_Given exercise_
Starting at the line that contains "Localize each UI" and stopping after the line that contains "end-date-label: END DATE: [517, 307, 600, 321]", lay out those lines as a Markdown table with a Row column for the row number and an Entry column for the line itself. Leave out any blank lines.

_Provided material_
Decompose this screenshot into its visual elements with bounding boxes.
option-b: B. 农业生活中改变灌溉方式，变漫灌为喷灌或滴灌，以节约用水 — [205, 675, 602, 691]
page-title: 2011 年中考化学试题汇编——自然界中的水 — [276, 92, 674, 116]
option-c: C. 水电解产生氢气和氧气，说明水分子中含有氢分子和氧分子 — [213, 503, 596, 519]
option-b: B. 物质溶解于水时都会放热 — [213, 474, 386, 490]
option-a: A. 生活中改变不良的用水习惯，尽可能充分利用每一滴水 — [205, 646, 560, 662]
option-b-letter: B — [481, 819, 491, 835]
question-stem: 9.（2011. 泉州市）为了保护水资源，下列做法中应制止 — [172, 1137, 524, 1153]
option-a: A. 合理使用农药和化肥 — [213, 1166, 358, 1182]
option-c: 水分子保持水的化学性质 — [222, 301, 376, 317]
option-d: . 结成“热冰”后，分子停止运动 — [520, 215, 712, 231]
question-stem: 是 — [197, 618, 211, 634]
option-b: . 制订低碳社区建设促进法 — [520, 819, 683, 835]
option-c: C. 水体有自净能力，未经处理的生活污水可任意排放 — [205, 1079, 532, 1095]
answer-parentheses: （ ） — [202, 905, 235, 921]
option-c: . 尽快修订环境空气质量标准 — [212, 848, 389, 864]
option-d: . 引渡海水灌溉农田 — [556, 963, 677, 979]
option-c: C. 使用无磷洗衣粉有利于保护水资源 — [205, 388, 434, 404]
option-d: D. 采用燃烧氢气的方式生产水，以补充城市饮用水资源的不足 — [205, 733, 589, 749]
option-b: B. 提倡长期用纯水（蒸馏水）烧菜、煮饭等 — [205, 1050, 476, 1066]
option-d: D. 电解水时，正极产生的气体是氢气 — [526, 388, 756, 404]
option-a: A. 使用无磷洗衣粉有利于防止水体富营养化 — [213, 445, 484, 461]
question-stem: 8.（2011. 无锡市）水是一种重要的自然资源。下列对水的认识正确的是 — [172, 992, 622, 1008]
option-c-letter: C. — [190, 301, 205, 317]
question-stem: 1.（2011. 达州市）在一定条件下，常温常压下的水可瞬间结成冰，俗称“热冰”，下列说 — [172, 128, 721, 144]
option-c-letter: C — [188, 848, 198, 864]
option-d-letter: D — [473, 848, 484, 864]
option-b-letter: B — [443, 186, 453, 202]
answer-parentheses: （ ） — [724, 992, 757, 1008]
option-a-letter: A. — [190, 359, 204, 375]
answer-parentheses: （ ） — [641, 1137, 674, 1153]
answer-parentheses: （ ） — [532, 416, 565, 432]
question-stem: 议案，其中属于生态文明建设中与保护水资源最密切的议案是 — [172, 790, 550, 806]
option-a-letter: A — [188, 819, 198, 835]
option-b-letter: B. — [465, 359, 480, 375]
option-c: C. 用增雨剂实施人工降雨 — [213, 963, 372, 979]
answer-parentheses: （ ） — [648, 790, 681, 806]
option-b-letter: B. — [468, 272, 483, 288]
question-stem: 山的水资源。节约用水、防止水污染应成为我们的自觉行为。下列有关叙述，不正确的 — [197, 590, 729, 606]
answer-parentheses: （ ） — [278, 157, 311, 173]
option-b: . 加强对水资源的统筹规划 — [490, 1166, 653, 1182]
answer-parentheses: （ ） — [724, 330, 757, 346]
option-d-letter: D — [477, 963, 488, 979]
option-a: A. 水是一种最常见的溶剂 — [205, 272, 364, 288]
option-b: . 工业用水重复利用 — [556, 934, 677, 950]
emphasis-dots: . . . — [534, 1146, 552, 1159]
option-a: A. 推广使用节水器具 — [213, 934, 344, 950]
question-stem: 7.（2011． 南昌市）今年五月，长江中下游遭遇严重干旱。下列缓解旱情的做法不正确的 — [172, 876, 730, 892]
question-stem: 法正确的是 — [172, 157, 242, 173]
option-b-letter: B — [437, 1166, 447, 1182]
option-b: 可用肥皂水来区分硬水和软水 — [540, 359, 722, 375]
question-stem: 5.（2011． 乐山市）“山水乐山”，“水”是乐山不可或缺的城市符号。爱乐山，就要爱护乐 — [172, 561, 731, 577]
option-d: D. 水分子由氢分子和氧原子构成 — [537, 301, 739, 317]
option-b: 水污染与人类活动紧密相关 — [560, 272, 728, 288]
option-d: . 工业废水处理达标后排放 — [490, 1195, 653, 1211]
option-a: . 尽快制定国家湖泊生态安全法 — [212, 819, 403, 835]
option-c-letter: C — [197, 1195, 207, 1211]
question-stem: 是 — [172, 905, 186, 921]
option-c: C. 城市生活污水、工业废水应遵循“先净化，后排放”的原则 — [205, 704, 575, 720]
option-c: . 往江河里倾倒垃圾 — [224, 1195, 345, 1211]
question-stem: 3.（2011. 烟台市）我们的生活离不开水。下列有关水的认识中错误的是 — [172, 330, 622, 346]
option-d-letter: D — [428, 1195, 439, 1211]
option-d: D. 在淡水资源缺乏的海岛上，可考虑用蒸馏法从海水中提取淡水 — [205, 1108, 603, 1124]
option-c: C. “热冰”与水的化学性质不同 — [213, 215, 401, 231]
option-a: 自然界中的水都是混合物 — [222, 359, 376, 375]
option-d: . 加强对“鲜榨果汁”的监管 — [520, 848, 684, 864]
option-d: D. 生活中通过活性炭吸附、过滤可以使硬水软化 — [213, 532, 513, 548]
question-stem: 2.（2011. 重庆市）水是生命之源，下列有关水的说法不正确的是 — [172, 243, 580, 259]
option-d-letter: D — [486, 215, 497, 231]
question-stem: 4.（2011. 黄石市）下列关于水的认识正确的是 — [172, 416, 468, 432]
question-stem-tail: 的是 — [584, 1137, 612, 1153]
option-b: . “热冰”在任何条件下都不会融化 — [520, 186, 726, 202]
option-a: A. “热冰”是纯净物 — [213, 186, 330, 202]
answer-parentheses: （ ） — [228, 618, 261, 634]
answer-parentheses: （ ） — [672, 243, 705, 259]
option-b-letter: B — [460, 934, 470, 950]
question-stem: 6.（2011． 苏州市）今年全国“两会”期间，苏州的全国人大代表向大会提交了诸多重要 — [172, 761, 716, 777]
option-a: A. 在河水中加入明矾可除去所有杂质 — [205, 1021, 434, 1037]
* * *
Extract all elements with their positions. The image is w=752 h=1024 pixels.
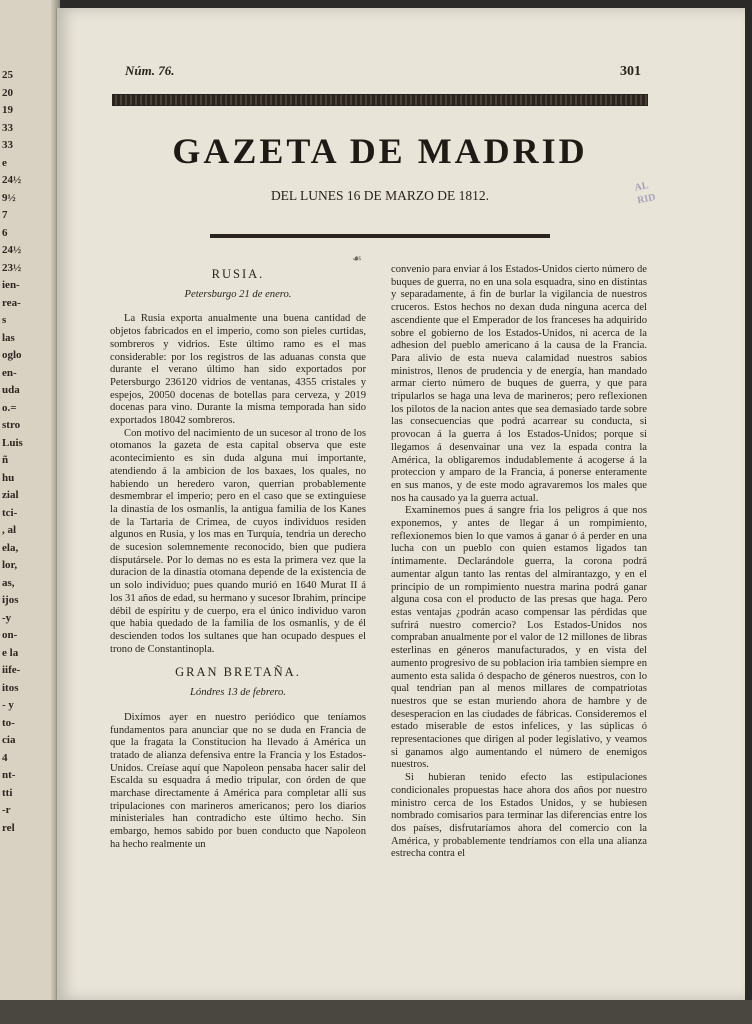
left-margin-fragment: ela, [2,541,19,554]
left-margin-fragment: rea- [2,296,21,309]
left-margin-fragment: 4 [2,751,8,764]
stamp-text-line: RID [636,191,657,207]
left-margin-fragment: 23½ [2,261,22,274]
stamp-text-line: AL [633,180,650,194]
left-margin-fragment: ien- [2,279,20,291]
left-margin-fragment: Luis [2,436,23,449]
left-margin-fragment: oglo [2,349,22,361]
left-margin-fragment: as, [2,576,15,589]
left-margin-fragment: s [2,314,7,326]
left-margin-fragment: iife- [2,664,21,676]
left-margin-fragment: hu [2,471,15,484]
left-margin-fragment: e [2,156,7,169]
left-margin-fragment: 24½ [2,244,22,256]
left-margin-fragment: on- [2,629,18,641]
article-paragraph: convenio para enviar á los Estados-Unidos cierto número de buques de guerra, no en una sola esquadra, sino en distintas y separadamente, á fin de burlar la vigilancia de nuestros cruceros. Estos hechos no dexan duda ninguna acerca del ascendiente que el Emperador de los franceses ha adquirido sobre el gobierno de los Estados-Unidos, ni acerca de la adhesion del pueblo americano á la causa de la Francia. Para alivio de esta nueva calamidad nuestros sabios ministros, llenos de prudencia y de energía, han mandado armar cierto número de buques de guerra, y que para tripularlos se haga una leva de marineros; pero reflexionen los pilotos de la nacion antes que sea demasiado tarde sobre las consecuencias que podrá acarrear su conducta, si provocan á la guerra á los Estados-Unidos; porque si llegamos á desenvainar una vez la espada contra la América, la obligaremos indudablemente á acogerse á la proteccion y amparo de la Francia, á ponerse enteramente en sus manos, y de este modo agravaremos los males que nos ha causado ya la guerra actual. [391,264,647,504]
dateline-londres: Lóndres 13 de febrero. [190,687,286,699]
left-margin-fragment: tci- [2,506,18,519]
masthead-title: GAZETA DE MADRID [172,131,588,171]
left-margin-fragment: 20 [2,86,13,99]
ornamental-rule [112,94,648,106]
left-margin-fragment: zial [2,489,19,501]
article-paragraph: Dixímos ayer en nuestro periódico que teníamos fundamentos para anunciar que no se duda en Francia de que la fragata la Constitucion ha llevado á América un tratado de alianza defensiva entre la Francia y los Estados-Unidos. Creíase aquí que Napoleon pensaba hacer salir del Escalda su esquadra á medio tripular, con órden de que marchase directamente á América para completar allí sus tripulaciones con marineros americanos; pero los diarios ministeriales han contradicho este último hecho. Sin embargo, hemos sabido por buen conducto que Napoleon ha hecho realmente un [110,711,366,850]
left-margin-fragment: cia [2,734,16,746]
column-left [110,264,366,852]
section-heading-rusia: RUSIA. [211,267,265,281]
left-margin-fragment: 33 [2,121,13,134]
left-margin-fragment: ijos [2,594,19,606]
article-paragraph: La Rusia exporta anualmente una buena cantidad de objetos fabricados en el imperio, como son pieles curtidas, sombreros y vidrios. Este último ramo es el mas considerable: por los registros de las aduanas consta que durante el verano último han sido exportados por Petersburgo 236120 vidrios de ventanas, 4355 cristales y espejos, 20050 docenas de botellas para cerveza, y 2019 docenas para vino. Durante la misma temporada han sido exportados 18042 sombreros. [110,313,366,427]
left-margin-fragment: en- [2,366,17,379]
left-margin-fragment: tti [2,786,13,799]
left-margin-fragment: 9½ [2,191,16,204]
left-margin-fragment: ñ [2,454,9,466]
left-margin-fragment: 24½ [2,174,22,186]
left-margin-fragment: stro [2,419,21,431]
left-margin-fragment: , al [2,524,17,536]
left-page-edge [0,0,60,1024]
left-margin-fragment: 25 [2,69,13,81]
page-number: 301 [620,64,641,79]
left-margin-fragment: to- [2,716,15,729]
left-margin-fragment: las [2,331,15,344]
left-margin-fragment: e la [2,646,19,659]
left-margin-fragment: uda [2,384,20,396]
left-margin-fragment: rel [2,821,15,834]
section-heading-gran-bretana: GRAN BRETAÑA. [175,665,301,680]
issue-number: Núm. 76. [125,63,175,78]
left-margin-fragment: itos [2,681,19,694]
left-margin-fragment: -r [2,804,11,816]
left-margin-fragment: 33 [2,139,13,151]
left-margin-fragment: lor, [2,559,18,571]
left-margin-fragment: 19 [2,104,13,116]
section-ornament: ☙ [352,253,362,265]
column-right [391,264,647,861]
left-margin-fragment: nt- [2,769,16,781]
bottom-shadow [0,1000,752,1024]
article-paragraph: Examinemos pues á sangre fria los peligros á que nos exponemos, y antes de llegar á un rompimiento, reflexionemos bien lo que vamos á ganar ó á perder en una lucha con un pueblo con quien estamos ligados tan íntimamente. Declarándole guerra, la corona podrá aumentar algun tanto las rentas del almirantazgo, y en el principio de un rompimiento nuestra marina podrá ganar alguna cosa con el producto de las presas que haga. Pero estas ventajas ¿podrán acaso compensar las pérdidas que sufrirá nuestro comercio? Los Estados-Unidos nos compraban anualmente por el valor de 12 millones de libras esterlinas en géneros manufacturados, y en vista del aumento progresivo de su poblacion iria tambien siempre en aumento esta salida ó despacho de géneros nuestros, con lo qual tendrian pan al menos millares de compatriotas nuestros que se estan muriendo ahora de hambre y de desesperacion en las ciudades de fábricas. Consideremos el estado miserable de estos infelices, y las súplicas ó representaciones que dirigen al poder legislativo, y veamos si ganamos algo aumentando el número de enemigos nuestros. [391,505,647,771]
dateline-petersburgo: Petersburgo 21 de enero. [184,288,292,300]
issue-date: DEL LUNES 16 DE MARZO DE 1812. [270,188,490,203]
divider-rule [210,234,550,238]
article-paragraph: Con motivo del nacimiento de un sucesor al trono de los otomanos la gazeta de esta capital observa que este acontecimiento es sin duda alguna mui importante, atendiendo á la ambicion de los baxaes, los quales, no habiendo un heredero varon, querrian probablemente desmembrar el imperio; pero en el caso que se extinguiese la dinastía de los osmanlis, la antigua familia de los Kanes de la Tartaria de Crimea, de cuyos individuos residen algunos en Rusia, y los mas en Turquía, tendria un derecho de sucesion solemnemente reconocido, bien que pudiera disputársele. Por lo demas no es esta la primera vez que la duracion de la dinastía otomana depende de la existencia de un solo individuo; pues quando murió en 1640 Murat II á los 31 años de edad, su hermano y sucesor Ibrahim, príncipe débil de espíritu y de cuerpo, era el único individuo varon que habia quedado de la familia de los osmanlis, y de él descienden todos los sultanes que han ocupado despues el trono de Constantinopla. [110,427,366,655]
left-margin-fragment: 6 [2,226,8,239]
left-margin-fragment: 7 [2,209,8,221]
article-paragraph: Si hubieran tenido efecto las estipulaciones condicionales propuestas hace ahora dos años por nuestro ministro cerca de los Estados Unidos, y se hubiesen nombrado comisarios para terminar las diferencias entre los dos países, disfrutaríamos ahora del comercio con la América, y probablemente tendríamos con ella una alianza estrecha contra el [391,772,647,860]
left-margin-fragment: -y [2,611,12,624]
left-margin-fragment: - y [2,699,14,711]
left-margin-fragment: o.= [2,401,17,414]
* * *
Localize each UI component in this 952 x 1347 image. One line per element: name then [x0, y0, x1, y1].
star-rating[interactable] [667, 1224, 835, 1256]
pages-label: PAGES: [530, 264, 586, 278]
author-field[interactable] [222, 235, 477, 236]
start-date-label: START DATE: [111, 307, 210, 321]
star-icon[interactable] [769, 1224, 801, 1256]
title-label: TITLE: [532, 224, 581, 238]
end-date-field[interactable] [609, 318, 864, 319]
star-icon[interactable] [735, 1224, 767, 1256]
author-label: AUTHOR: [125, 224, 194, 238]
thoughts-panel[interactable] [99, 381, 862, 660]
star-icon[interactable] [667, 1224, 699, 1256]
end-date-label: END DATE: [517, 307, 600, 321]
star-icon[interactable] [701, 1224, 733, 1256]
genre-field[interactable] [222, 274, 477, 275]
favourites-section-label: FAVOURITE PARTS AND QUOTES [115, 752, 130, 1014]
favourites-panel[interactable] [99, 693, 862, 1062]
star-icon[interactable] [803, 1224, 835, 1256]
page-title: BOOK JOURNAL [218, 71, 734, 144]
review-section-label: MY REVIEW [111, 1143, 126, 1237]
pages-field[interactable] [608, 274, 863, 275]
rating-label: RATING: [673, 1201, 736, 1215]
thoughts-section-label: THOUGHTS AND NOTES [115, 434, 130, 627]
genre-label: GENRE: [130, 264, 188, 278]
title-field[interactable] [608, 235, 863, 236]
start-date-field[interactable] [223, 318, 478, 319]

_The answer_
| Row | Entry |
|---|---|
| 1 | Localize each UI component in this 952 x 1347 image. One line per element: name then [x0, y0, x1, y1]. |
| 2 | star-rating[interactable] [667, 1224, 835, 1256] |
| 3 | pages-label: PAGES: [530, 264, 586, 278] |
| 4 | author-field[interactable] [222, 235, 477, 236] |
| 5 | start-date-label: START DATE: [111, 307, 210, 321] |
| 6 | star-icon[interactable] [769, 1224, 801, 1256] |
| 7 | title-label: TITLE: [532, 224, 581, 238] |
| 8 | end-date-field[interactable] [609, 318, 864, 319] |
| 9 | star-icon[interactable] [735, 1224, 767, 1256] |
| 10 | author-label: AUTHOR: [125, 224, 194, 238] |
| 11 | thoughts-panel[interactable] [99, 381, 862, 660] |
| 12 | star-icon[interactable] [667, 1224, 699, 1256] |
| 13 | end-date-label: END DATE: [517, 307, 600, 321] |